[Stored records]
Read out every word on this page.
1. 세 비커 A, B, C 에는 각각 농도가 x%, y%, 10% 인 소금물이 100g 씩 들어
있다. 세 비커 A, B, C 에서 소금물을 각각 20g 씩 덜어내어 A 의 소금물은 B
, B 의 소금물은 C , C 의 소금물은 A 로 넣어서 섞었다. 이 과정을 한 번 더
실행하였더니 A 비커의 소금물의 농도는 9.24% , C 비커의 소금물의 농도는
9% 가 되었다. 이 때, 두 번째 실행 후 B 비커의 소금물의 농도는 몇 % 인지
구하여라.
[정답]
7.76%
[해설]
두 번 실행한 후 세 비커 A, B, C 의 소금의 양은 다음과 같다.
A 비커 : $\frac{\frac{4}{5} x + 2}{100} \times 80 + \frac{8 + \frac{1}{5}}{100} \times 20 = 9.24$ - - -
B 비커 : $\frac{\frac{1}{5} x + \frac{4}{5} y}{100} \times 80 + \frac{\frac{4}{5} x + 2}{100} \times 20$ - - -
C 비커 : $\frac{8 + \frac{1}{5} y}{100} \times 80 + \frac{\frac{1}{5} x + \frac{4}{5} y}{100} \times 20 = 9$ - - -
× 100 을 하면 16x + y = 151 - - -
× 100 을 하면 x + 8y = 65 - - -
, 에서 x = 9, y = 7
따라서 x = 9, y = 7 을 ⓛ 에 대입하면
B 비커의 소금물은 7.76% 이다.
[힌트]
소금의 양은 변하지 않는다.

STATED TASK: Return each line that includes "frac".

REPLY TO THE TASK:
A 비커 : $\frac{\frac{4}{5} x + 2}{100} \times 80 + \frac{8 + \frac{1}{5}}{100} \times 20 = 9.24$ - - -
B 비커 : $\frac{\frac{1}{5} x + \frac{4}{5} y}{100} \times 80 + \frac{\frac{4}{5} x + 2}{100} \times 20$ - - -
C 비커 : $\frac{8 + \frac{1}{5} y}{100} \times 80 + \frac{\frac{1}{5} x + \frac{4}{5} y}{100} \times 20 = 9$ - - -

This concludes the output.